→ **WORK TO BE COMPLETED**:
Once the lines below holding the string "ordinary" are counted, give that number alone.

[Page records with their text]
────────────────────

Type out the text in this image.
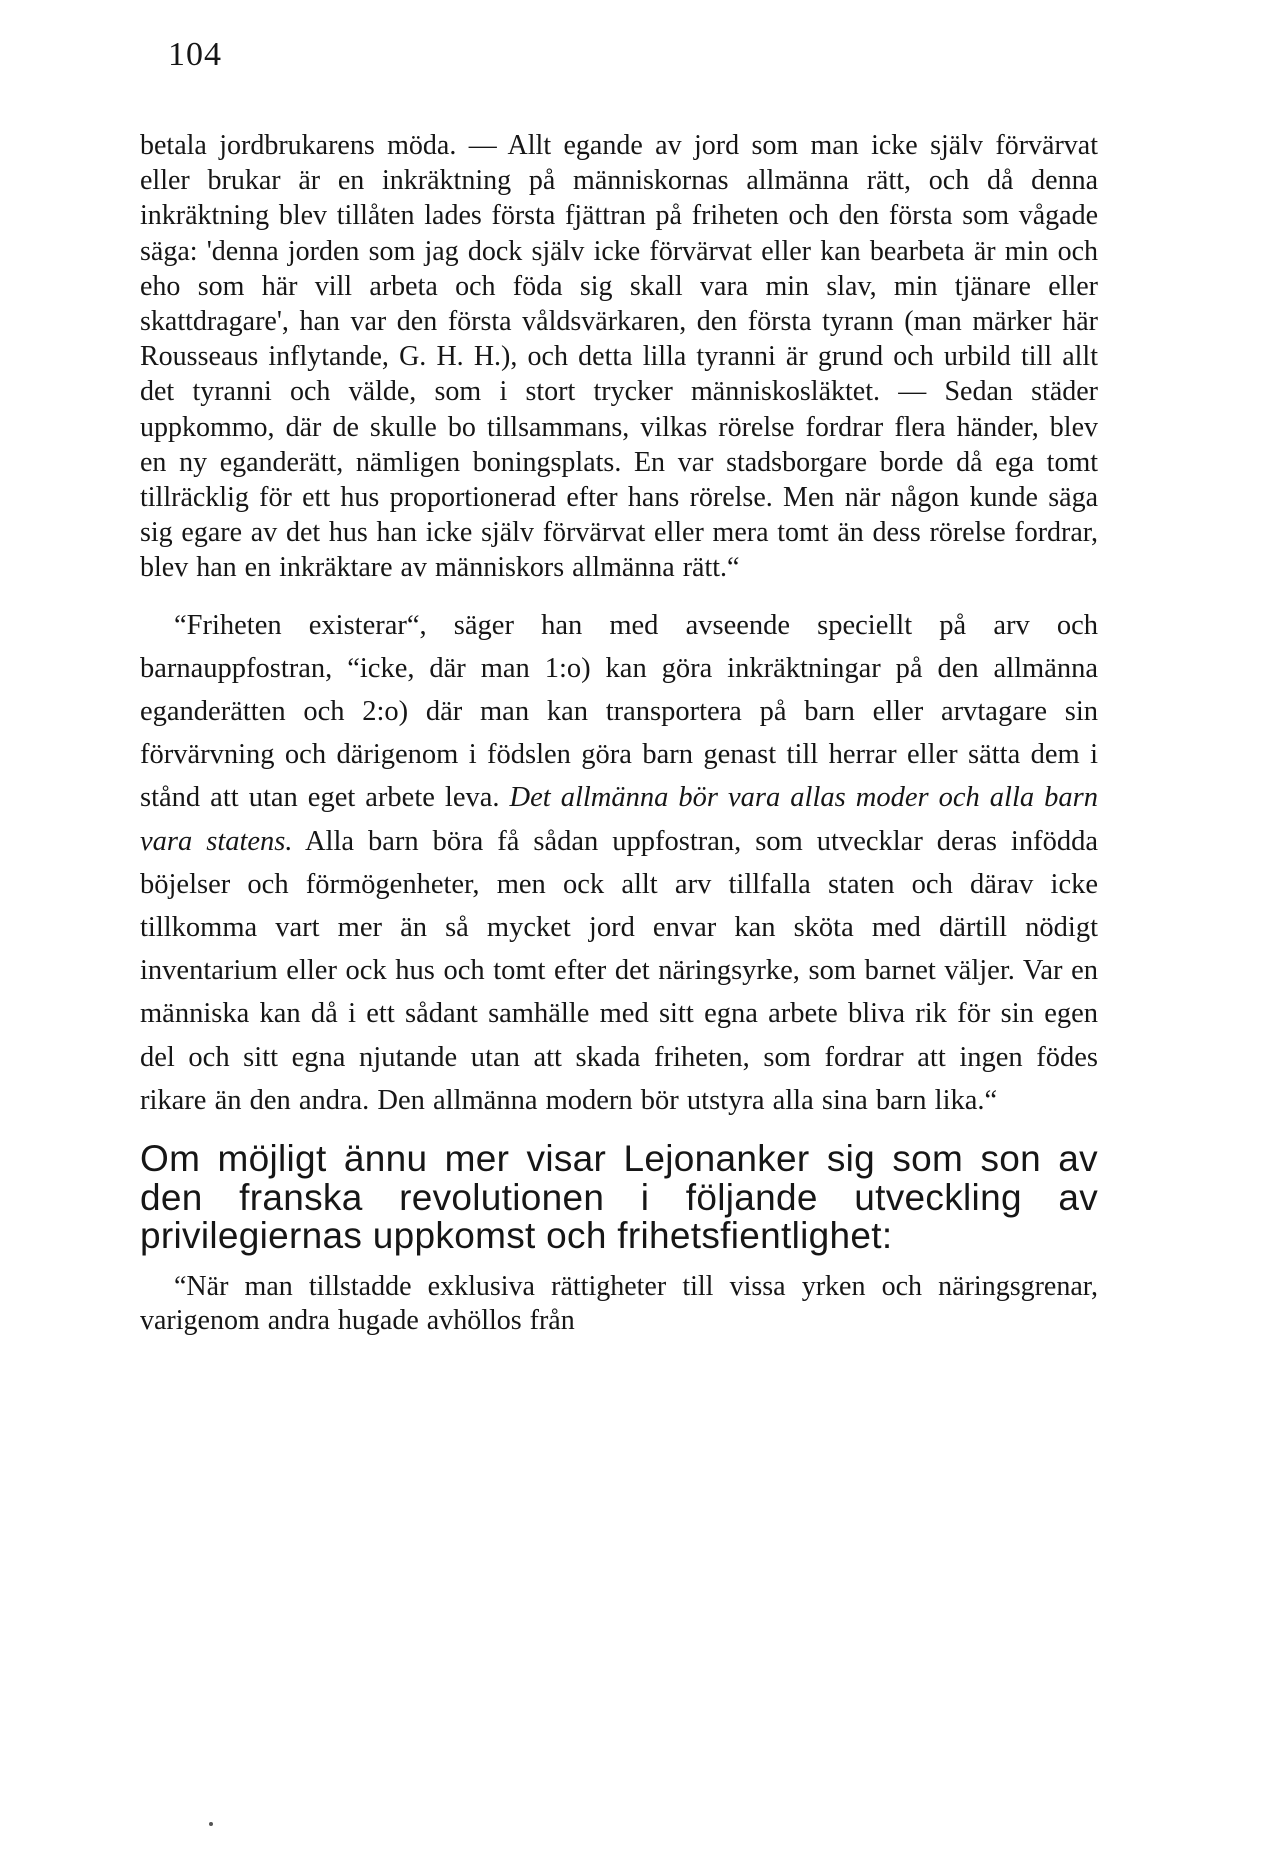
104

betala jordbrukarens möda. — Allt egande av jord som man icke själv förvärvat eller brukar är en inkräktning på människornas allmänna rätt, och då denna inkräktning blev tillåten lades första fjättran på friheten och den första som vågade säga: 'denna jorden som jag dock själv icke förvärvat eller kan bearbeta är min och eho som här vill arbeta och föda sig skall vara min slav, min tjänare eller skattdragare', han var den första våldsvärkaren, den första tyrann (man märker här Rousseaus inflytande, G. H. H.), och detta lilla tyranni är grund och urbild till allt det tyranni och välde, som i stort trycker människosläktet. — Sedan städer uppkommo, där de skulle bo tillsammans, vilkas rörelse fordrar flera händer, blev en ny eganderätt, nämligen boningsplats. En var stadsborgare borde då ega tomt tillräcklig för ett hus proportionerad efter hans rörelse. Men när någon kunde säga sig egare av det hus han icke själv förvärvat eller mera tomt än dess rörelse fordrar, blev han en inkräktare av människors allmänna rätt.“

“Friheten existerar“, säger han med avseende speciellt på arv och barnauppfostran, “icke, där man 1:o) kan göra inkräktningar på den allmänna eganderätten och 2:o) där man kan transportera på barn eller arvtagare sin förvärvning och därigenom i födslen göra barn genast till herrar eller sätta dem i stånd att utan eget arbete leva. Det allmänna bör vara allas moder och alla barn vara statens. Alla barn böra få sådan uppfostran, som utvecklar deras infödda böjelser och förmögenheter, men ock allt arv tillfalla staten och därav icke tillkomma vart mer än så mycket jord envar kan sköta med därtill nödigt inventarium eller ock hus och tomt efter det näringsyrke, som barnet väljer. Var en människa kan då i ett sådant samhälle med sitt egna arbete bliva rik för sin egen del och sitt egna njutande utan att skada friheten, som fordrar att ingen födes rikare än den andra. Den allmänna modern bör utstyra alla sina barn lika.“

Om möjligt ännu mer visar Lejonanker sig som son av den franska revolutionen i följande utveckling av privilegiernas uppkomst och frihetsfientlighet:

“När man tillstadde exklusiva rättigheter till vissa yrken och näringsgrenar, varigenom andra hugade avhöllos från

────────────────────

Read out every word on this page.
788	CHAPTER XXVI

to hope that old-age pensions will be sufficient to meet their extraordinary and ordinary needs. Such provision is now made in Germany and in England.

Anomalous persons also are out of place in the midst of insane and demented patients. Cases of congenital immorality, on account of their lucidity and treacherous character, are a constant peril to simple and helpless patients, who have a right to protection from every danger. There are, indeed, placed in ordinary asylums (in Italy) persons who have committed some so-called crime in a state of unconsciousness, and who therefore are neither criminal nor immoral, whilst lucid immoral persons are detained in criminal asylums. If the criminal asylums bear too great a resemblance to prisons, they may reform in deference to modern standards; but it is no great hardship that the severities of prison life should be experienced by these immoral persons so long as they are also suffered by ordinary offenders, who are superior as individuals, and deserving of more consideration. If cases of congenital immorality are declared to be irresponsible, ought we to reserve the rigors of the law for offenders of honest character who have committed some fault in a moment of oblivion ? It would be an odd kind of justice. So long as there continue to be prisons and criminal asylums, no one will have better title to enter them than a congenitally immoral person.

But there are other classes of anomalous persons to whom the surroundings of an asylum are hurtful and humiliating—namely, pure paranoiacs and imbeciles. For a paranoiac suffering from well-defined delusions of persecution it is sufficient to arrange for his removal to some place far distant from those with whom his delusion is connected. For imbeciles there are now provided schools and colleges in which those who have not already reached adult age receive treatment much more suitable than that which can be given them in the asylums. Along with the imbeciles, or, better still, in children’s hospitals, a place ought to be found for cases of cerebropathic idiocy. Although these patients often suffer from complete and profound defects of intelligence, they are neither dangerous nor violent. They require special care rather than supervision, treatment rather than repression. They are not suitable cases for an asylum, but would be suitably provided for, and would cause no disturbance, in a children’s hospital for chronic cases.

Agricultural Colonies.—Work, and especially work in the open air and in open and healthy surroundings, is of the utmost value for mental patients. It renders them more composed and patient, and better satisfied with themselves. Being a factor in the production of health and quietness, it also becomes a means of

────────────────────

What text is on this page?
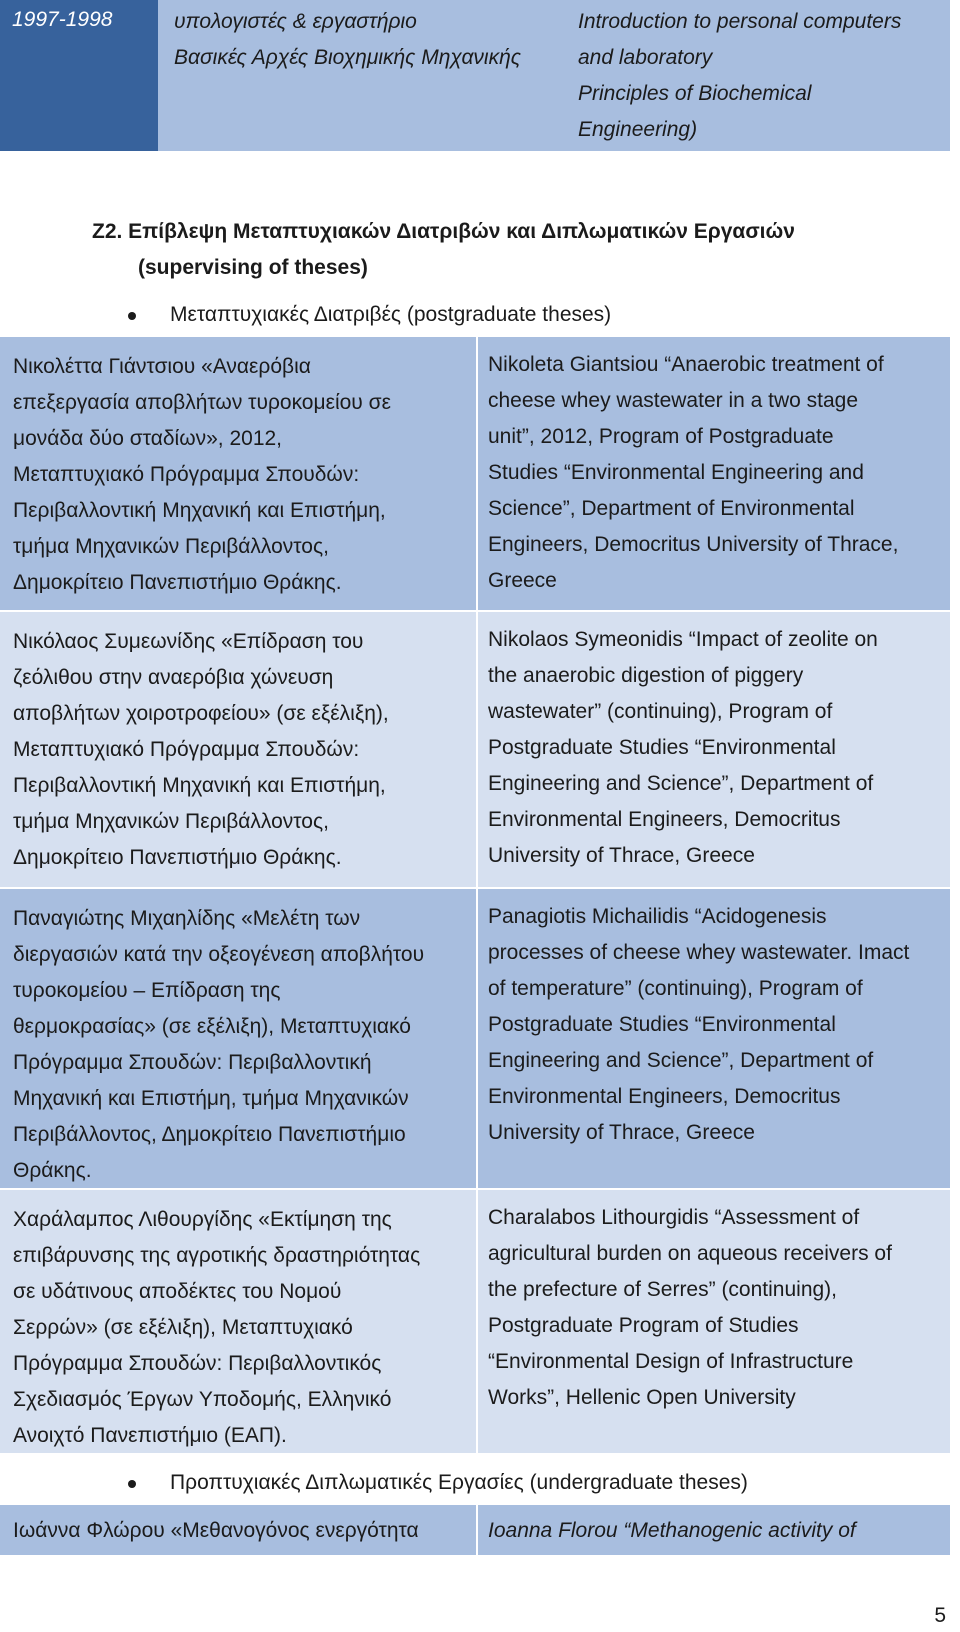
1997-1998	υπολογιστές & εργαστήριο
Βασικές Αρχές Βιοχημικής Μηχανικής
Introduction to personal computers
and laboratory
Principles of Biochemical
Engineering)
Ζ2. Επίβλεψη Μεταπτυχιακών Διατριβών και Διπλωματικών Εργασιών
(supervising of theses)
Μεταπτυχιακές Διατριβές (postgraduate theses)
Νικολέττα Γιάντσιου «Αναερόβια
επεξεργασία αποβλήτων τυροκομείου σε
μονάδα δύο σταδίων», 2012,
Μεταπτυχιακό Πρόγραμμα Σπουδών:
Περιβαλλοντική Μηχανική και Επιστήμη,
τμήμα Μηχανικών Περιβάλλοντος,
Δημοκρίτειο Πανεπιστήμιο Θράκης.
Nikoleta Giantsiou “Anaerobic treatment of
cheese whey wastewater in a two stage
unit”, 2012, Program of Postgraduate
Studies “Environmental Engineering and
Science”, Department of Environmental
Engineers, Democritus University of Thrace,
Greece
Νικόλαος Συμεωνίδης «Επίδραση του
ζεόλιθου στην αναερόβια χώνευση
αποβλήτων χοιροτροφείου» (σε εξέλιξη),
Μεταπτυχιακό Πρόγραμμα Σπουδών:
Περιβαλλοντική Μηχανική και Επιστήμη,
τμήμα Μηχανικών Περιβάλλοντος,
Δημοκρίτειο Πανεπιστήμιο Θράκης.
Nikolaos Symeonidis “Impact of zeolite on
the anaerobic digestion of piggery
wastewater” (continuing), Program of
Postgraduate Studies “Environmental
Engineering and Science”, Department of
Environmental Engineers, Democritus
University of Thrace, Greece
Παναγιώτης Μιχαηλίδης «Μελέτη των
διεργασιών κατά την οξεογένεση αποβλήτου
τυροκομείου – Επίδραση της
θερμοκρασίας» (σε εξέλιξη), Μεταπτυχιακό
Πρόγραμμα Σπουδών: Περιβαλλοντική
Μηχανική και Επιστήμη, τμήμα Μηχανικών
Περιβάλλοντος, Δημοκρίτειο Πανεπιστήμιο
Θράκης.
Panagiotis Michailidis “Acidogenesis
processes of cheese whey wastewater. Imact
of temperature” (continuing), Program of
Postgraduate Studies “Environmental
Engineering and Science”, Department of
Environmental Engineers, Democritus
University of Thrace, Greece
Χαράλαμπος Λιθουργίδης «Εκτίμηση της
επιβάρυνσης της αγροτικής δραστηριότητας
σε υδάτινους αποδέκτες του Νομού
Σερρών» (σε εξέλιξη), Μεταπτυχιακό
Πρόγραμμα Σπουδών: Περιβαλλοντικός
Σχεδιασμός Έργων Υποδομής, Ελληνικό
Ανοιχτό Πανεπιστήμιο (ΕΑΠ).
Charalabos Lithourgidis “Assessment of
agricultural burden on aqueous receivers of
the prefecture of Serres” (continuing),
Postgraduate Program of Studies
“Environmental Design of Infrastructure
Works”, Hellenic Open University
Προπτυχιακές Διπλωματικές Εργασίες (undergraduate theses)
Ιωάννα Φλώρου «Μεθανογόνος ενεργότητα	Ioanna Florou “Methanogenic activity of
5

────────────────────

→ **ANSWER FOR THIS EXERCISE**:
2